→ **Brief**: From the comments on Rupert Sheldrake's work, copy word for word the passage that opens with the words containing "6. Psi research" and closes with "research to neuroscience.".

→ **Document passage**:
· · ·

    Best, Nick”

    Reply
    • Nicholas Humphrey

      Rupert writes to tell me I should not have called his lecture on the extended mind “offensive to truth”, because it suggests I think he was dishonest. Let me correct that. What I meant to suggest was simply that I think several of the claims in the lecture were untrue.

      Reply

  6. Psi research and hypotheses that challenge “materialism” are not pseudoscience – they are an attempt to explain difficult-to-reproduce yet common and seemingly anomalous observations, primarily based on phenomenology (subjective observations). In one poll, 71% of Americans reported having a “paranormal” experience of one kind or another: http://www.livescience.com/16748-americans-beliefs-paranormal-infographic.html. Dismissing such phenomena as delusion is only one hypothesis – one which, in fact, inhibits further scientific inquiry into these phenomena or relegates such research to neuroscience.

    Rupert Sheldrake has promoted the use of science and the scientific method to study paranormal phenomena. Attempting to discredit or invalidate his work because “…we all know it is impossible” is not science, it is scientism, pure and simple. Science should not a platform for promoting religious-like adherence to a particular worldview. Science should be open to free inquiry towards the study of common paranormal experiences insomuch as we are able to collect such data as promoted by Sheldrake.
· · ·
→ **Page segmentation data**:
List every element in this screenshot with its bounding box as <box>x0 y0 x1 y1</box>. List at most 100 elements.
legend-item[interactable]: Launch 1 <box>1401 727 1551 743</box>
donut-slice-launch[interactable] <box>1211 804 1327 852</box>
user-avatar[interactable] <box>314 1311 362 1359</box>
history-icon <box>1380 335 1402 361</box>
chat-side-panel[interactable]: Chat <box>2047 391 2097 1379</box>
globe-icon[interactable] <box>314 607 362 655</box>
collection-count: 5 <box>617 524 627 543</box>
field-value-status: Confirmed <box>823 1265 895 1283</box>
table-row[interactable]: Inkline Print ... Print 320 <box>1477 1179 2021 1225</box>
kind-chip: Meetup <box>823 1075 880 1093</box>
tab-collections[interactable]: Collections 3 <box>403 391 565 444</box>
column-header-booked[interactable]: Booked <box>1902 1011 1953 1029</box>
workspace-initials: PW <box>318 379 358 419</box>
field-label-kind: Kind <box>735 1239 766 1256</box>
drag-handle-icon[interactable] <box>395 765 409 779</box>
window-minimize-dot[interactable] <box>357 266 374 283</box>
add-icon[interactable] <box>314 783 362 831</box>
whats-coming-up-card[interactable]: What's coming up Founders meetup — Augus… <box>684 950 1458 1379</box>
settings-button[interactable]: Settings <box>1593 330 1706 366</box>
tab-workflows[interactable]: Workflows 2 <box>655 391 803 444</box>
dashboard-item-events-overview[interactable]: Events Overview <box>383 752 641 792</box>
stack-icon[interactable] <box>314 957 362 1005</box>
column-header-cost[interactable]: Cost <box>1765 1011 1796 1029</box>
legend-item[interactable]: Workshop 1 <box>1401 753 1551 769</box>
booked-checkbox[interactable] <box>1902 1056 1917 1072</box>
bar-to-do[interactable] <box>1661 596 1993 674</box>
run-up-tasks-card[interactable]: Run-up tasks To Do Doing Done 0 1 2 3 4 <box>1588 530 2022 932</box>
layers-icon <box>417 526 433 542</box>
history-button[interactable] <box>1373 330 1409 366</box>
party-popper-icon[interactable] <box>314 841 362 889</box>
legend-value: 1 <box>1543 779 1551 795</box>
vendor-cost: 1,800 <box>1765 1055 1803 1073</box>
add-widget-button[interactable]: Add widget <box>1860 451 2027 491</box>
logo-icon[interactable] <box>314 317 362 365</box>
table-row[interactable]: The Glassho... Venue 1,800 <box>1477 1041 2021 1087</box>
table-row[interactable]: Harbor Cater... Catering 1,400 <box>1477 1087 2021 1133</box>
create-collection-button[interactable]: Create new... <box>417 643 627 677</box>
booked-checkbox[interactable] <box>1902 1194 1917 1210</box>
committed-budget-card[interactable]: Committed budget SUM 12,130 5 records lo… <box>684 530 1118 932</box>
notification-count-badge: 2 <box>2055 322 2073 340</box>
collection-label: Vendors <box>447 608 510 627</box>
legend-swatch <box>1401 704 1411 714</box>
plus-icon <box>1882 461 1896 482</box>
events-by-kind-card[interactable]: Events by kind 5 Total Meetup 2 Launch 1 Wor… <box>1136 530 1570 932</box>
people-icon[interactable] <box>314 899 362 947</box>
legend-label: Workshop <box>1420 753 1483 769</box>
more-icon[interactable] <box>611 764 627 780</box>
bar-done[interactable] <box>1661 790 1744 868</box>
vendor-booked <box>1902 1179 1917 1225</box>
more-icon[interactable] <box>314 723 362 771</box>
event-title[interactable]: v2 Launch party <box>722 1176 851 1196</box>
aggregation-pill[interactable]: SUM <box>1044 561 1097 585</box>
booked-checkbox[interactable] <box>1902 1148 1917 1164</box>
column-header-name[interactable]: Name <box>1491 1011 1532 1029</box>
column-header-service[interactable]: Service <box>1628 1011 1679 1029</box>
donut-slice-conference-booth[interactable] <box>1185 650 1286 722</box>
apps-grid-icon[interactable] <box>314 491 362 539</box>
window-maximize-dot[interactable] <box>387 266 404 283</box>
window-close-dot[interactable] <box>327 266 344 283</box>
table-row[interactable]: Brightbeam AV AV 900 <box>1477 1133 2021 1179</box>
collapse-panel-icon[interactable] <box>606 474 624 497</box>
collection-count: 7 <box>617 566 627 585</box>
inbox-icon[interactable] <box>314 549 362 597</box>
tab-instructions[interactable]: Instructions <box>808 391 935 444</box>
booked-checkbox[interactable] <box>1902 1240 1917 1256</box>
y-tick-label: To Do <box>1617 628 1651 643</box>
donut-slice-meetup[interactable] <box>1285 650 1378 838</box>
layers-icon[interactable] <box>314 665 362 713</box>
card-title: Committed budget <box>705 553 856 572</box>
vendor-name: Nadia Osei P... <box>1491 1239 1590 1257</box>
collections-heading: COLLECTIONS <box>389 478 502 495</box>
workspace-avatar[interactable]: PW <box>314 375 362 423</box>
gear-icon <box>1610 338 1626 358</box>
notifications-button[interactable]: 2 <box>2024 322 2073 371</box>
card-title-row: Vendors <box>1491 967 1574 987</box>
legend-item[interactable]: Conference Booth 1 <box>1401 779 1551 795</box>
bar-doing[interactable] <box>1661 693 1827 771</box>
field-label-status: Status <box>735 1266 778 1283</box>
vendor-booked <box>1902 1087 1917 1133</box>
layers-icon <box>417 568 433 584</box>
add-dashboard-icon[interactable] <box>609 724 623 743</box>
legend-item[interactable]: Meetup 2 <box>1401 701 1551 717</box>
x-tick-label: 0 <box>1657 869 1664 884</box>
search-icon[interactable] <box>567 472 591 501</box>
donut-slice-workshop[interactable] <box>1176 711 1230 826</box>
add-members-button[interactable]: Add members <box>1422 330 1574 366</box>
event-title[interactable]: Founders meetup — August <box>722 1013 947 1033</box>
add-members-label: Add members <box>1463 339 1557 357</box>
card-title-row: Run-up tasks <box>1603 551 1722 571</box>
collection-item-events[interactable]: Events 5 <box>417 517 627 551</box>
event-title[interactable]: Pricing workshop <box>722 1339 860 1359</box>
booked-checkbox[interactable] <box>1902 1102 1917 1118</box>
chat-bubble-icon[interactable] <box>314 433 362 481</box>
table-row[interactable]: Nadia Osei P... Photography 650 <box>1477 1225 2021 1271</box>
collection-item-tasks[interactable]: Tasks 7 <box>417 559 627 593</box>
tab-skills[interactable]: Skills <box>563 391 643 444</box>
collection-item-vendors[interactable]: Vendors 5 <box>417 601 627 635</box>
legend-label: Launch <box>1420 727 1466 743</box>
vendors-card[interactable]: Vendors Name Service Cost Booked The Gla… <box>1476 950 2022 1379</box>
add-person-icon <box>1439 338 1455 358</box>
· · ·
→ **Result for this task**:
6. Psi research and hypotheses that challenge “materialism” are not pseudoscience – they are an attempt to explain difficult-to-reproduce yet common and seemingly anomalous observations, primarily based on phenomenology (subjective observations). In one poll, 71% of Americans reported having a “paranormal” experience of one kind or another: http://www.livescience.com/16748-americans-beliefs-paranormal-infographic.html. Dismissing such phenomena as delusion is only one hypothesis – one which, in fact, inhibits further scientific inquiry into these phenomena or relegates such research to neuroscience.